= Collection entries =
▬▬▬▬▬▬

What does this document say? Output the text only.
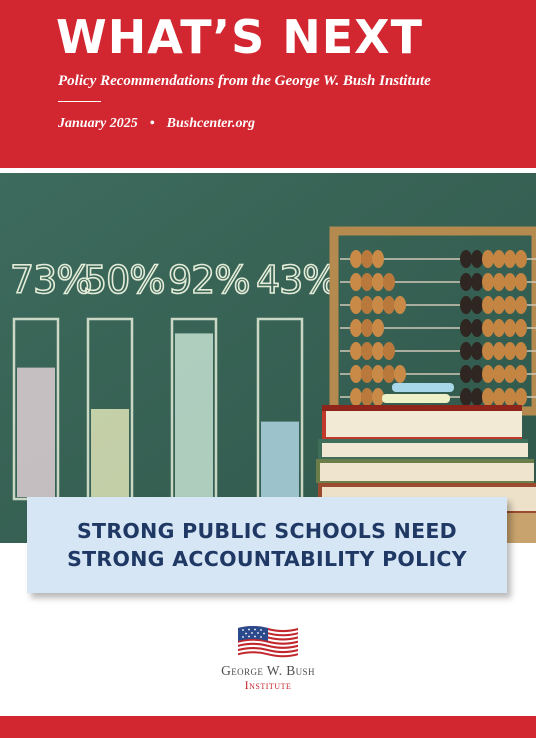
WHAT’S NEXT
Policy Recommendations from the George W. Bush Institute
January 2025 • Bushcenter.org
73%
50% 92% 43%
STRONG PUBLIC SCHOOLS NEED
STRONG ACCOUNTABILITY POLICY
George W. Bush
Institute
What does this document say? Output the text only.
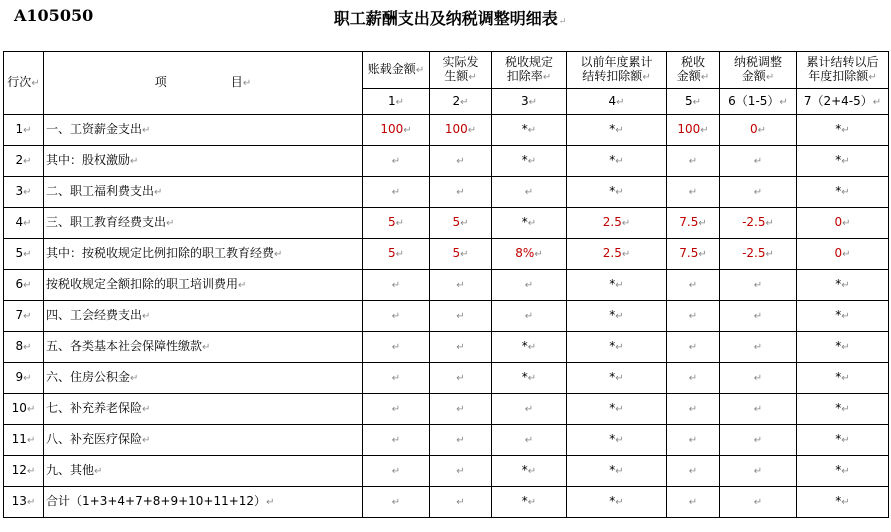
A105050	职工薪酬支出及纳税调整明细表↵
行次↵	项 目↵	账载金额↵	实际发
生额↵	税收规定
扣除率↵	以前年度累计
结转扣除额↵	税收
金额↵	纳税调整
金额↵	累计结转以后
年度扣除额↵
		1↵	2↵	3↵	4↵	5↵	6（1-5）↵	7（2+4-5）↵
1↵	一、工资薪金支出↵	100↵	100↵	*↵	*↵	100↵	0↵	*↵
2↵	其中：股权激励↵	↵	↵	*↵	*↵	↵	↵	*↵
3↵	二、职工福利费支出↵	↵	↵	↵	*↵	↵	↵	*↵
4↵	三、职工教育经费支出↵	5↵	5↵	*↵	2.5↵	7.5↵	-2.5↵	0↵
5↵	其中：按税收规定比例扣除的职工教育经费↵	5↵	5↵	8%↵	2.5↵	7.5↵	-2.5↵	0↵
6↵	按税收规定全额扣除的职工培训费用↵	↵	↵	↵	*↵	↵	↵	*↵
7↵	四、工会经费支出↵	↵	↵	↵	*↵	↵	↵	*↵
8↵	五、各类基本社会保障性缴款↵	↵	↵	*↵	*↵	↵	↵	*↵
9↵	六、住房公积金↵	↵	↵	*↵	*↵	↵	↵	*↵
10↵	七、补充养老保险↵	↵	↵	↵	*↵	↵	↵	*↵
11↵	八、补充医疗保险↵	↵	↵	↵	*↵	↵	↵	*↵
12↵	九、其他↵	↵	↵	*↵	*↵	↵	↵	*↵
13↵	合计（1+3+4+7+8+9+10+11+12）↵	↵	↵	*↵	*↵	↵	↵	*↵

▬▬▬▬▬▬

= What you have to do =
State how many lines above include the word "STRONG", and nothing more.

= Problem solution =
2